Task details: Pick out each line below containing "维护劳动者的合法权益".

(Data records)
-.-.-

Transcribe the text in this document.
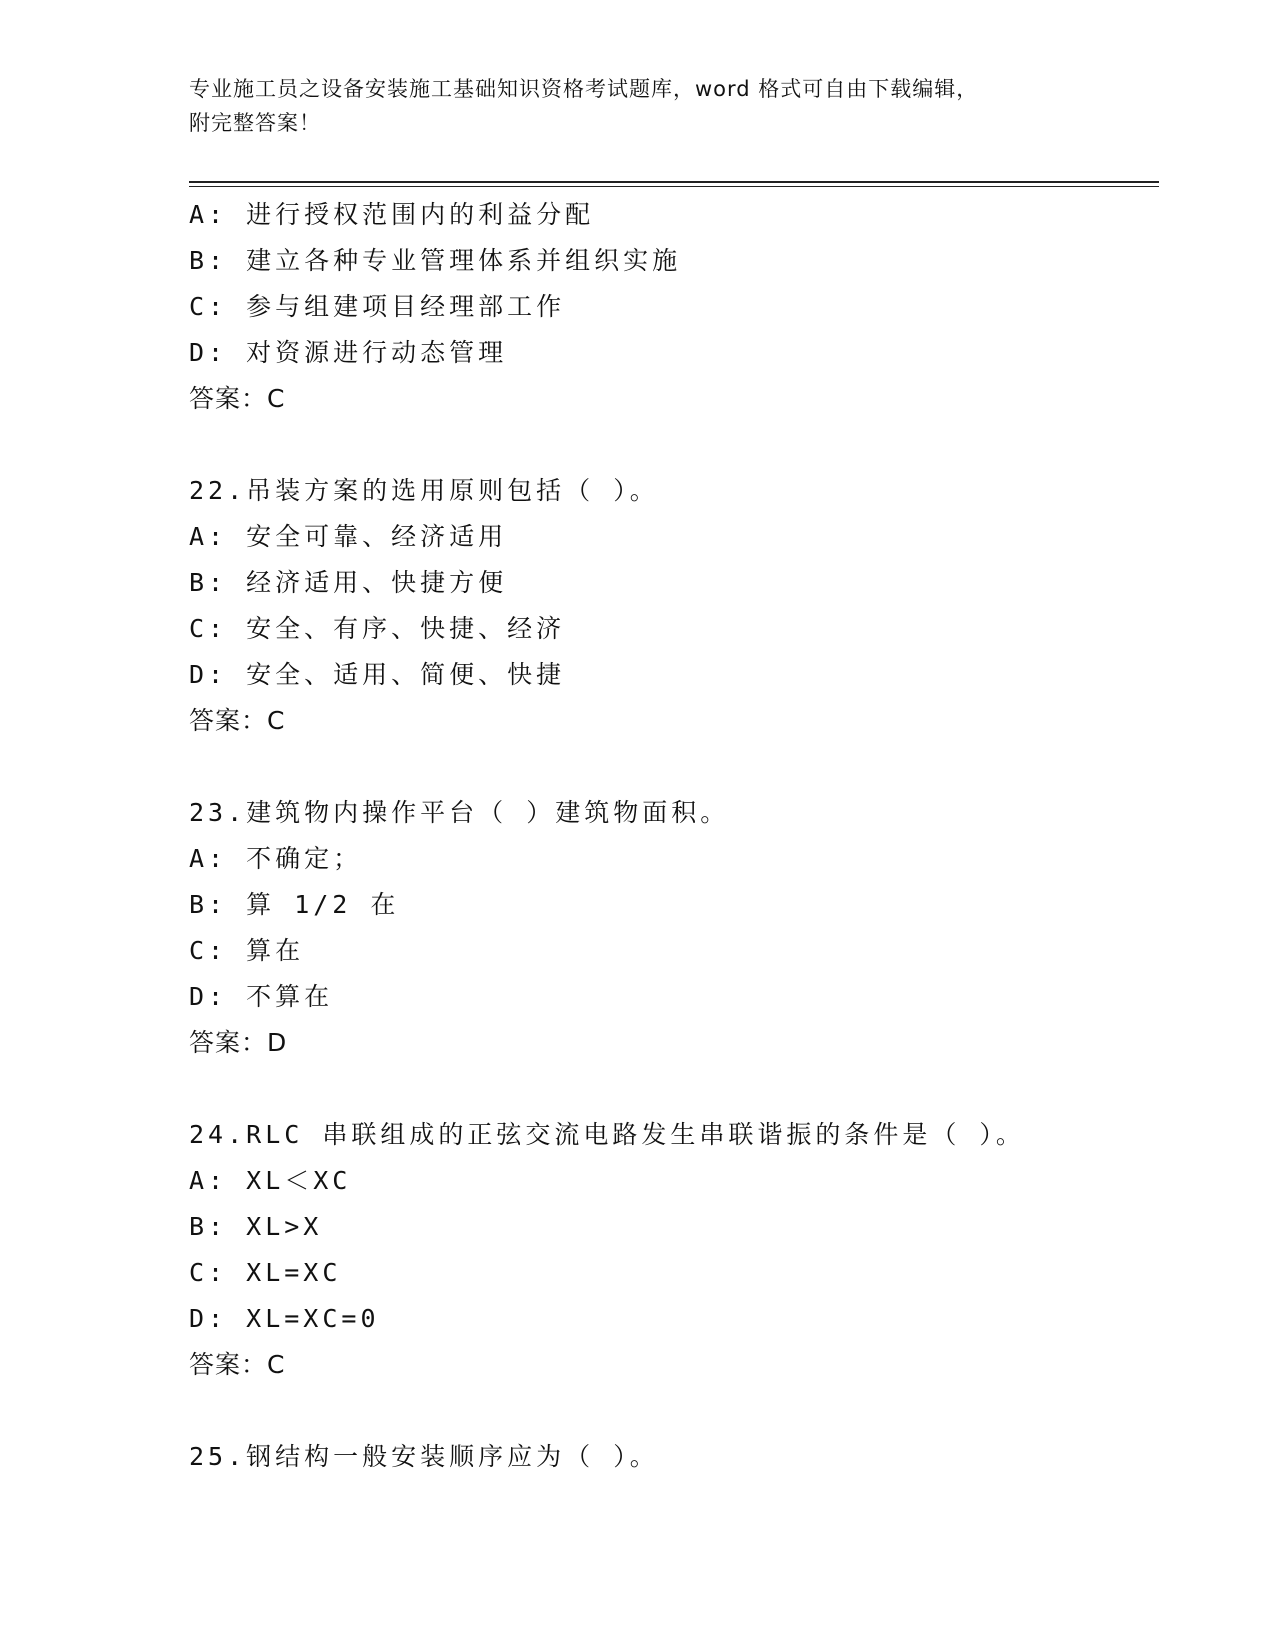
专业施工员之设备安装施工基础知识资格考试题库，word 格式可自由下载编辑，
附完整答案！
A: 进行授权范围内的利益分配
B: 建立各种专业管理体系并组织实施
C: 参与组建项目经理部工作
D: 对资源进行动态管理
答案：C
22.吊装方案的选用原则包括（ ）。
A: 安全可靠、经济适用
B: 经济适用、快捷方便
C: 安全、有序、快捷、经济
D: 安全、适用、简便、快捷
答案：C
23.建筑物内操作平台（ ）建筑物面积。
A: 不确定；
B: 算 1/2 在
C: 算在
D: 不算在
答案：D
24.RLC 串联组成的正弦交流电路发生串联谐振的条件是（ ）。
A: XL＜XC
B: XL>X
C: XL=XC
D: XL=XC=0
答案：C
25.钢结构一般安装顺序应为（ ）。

-.-.-

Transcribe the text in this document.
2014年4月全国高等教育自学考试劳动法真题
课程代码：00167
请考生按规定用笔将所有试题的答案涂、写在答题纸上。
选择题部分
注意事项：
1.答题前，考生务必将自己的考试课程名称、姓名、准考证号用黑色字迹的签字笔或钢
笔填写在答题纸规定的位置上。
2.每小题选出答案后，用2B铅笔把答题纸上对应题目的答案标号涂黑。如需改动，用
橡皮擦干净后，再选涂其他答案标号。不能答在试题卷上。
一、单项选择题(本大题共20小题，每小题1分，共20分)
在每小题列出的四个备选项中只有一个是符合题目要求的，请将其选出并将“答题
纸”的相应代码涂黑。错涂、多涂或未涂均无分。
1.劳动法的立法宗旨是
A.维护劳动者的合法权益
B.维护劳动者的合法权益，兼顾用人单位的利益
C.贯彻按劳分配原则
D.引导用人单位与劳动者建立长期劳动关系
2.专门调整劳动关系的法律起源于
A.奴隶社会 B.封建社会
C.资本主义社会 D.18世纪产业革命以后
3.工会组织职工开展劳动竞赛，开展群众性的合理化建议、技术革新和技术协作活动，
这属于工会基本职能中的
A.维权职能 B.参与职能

-.-.-

Correct answer:
A.维护劳动者的合法权益
B.维护劳动者的合法权益，兼顾用人单位的利益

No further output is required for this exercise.